Please copy the listing below word for word, from the line containing "List all visible" through the line containing "page-number: — 55 — bbox=[463, 80, 569, 108]", including both of those lines. Leave the pictures out of your answer.

- Dataset:
____
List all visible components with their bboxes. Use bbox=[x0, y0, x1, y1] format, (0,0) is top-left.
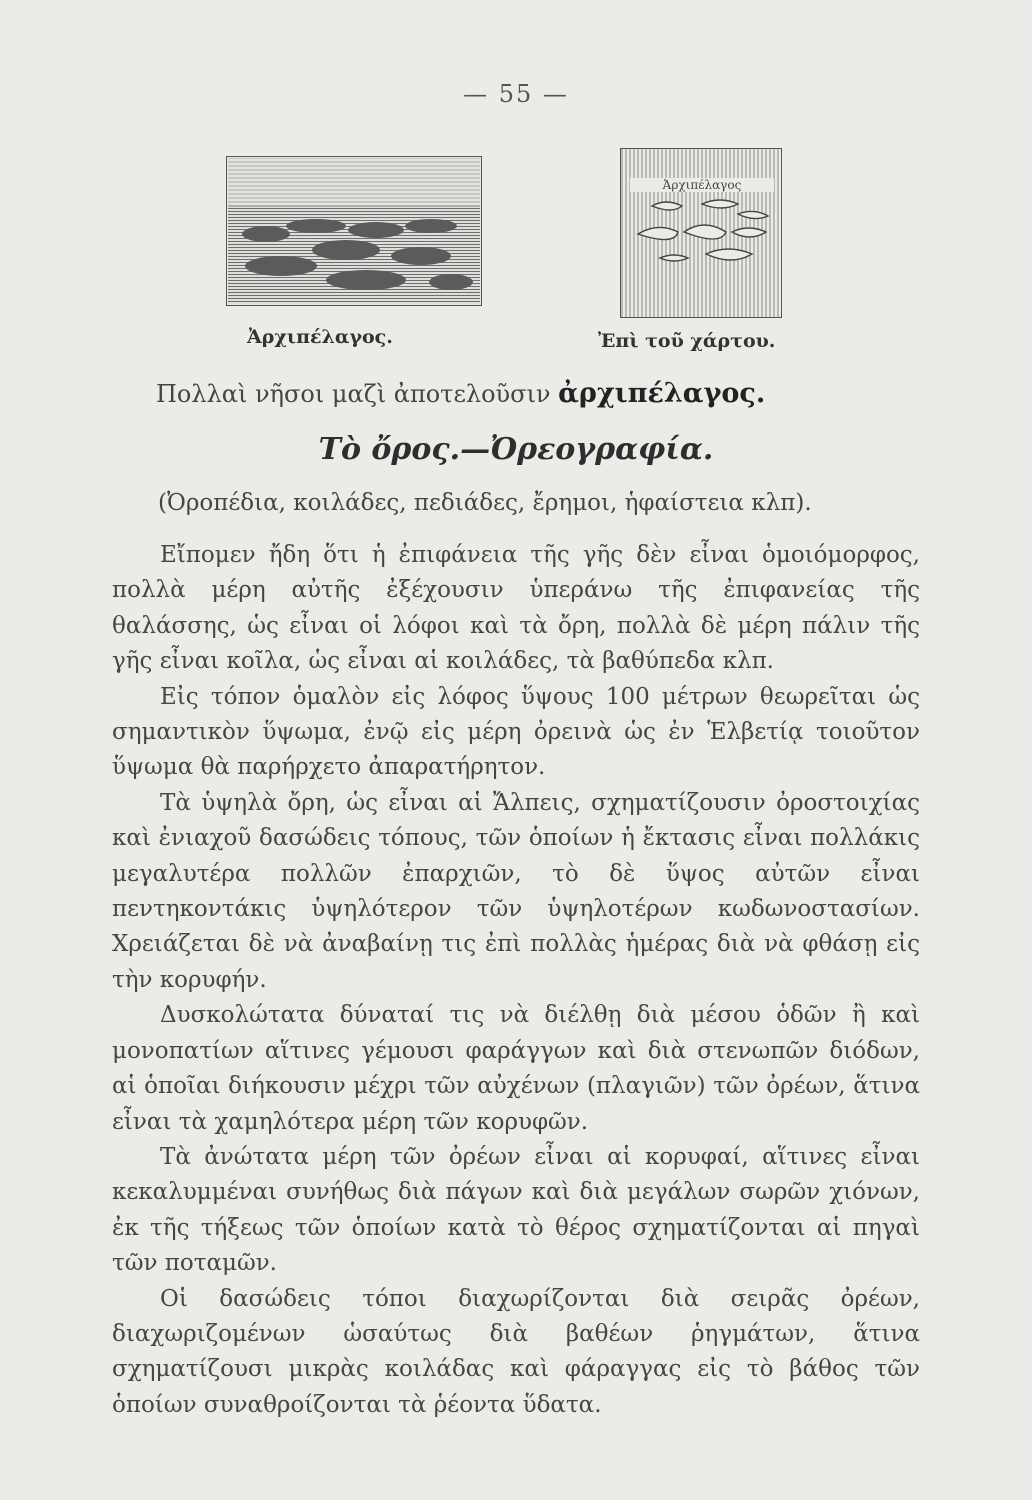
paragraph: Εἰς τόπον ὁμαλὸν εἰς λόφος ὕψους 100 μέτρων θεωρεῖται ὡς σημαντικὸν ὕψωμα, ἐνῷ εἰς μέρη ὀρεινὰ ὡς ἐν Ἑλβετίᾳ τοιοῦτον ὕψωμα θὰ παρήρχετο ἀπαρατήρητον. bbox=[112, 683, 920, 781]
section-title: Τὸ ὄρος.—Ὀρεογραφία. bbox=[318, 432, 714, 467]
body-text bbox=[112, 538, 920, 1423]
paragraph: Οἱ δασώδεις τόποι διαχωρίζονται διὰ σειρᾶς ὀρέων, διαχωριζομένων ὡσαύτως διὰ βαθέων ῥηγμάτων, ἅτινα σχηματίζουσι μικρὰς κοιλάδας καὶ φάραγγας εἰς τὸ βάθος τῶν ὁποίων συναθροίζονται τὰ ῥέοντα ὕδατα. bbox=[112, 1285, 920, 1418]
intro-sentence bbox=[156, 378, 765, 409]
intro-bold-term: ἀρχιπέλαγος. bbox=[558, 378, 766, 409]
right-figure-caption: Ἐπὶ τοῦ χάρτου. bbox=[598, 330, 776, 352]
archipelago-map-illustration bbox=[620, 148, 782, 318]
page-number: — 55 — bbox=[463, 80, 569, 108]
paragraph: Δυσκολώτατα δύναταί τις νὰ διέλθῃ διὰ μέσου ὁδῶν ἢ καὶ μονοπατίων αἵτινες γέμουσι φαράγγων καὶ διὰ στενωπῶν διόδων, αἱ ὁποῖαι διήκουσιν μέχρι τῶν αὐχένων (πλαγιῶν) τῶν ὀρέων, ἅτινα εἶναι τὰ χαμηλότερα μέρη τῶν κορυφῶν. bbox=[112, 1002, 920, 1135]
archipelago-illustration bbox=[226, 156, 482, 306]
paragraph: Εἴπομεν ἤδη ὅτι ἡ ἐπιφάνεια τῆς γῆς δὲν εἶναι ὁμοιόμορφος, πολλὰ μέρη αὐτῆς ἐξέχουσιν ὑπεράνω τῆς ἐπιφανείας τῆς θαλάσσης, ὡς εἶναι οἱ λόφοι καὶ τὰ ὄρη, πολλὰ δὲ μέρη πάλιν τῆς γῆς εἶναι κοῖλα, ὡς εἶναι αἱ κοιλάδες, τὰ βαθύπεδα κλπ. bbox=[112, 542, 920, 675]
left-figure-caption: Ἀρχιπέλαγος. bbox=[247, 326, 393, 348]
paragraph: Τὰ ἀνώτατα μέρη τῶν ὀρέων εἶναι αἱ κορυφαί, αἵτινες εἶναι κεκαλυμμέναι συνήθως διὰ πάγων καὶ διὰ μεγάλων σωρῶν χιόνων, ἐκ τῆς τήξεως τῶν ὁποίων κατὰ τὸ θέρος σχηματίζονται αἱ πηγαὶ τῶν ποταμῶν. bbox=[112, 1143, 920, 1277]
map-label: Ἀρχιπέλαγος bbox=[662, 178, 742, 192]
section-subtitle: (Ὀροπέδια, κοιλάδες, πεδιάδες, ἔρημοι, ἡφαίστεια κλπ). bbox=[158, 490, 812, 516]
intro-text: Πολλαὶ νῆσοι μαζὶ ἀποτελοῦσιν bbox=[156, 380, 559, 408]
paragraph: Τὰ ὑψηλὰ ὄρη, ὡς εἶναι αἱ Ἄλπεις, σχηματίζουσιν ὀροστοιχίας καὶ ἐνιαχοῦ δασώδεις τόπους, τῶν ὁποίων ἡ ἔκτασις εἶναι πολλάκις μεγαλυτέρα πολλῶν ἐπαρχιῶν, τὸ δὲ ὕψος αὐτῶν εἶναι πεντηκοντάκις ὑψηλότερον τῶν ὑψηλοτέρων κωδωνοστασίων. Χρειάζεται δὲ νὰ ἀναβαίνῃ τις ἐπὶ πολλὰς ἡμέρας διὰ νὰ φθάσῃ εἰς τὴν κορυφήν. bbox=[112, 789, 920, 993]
____
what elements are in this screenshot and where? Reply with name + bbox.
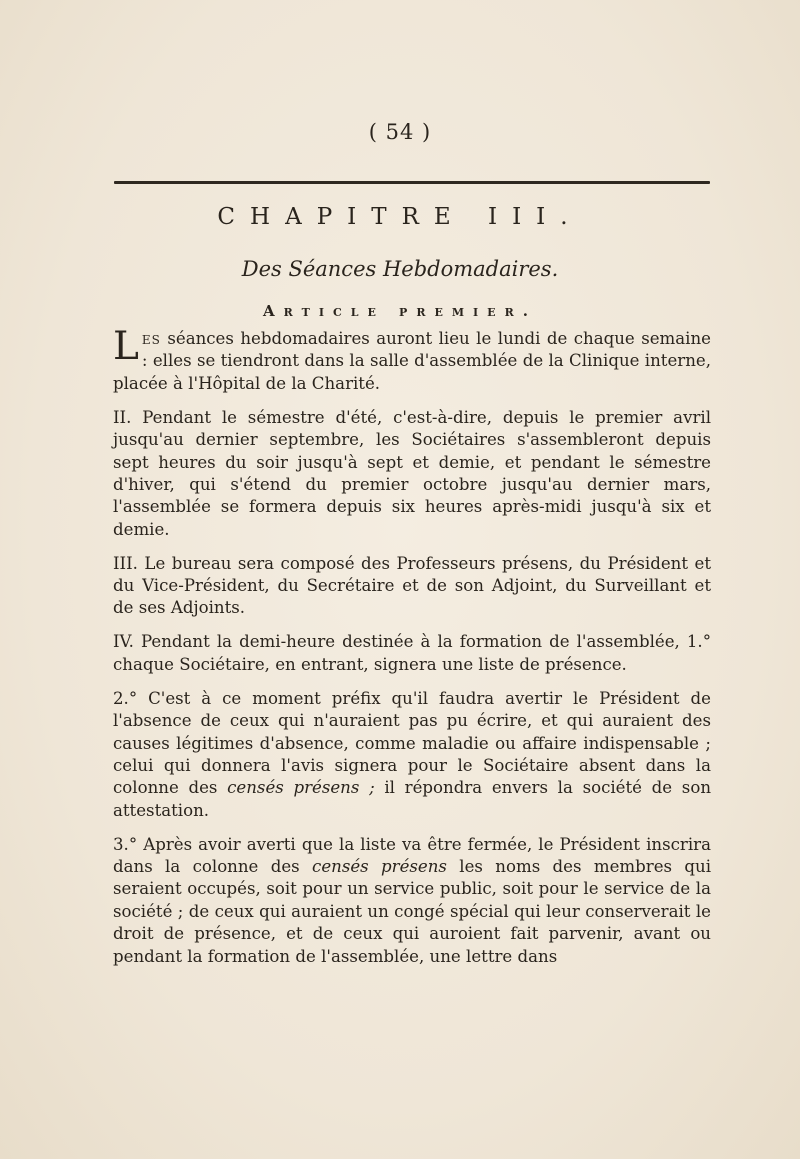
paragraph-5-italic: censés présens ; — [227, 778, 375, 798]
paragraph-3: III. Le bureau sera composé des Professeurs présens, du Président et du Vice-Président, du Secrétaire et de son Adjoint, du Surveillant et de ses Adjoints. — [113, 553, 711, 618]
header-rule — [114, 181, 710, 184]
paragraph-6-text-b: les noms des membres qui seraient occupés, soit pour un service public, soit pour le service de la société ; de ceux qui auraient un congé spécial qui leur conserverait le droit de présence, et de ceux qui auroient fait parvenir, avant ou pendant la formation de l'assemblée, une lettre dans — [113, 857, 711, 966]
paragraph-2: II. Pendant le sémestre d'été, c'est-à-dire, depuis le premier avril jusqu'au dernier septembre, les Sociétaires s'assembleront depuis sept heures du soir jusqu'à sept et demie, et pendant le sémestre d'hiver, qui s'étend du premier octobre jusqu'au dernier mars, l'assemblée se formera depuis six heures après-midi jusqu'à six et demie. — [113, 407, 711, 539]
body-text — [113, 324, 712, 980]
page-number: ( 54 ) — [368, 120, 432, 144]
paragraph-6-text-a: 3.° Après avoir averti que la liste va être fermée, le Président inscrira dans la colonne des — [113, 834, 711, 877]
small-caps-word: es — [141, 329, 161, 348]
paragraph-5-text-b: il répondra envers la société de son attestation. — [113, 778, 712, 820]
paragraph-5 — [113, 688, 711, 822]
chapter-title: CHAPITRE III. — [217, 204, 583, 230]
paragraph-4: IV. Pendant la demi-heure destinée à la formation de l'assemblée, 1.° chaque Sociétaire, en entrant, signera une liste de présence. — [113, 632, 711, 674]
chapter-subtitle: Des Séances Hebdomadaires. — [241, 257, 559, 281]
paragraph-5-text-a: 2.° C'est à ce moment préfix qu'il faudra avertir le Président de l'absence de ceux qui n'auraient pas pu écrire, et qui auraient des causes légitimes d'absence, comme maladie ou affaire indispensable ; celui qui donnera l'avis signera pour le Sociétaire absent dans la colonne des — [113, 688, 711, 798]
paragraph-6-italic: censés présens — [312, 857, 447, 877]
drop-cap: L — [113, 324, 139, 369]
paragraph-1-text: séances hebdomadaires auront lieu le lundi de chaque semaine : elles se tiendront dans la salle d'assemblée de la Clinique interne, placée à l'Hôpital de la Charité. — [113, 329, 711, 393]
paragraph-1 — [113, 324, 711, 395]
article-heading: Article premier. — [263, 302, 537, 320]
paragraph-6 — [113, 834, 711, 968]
____
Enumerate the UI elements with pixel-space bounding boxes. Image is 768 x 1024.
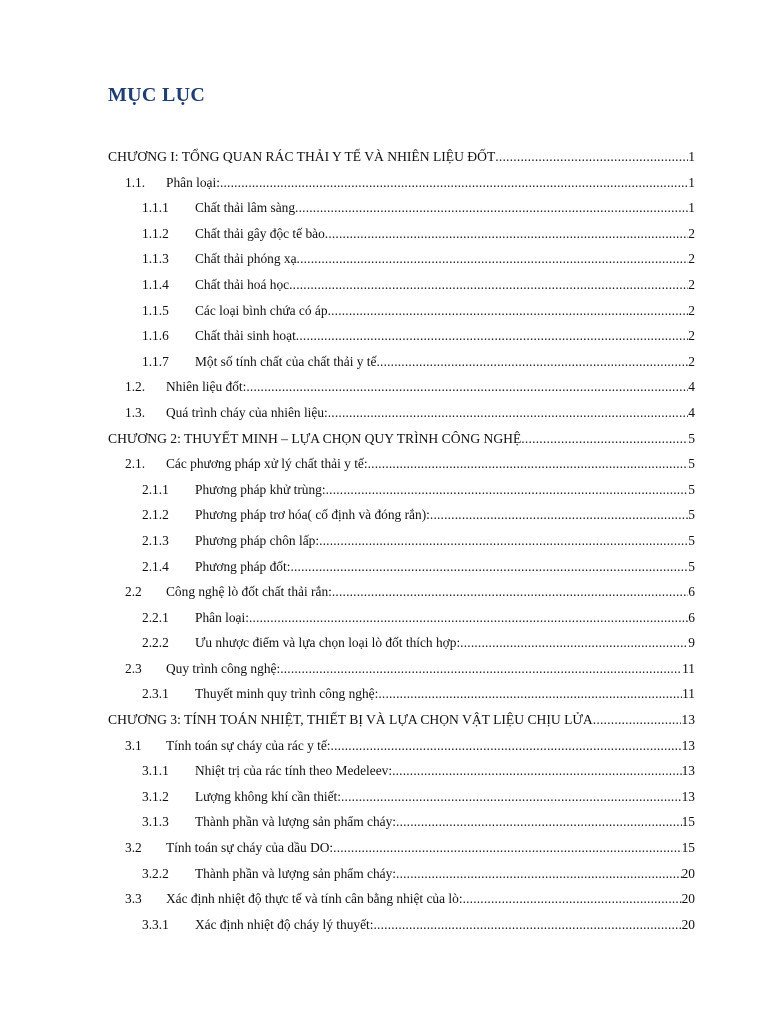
____
- Written answer:
List all visible components with their bboxes. Use bbox=[x0, y0, x1, y1] format, (0,0) is top-left.
paragraph: Εἰς τόπον ὁμαλὸν εἰς λόφος ὕψους 100 μέτρων θεωρεῖται ὡς σημαντικὸν ὕψωμα, ἐνῷ εἰς μέρη ὀρεινὰ ὡς ἐν Ἑλβετίᾳ τοιοῦτον ὕψωμα θὰ παρήρχετο ἀπαρατήρητον. bbox=[112, 683, 920, 781]
section-title: Τὸ ὄρος.—Ὀρεογραφία. bbox=[318, 432, 714, 467]
body-text bbox=[112, 538, 920, 1423]
paragraph: Οἱ δασώδεις τόποι διαχωρίζονται διὰ σειρᾶς ὀρέων, διαχωριζομένων ὡσαύτως διὰ βαθέων ῥηγμάτων, ἅτινα σχηματίζουσι μικρὰς κοιλάδας καὶ φάραγγας εἰς τὸ βάθος τῶν ὁποίων συναθροίζονται τὰ ῥέοντα ὕδατα. bbox=[112, 1285, 920, 1418]
intro-sentence bbox=[156, 378, 765, 409]
intro-bold-term: ἀρχιπέλαγος. bbox=[558, 378, 766, 409]
right-figure-caption: Ἐπὶ τοῦ χάρτου. bbox=[598, 330, 776, 352]
archipelago-map-illustration bbox=[620, 148, 782, 318]
page-number: — 55 — bbox=[463, 80, 569, 108]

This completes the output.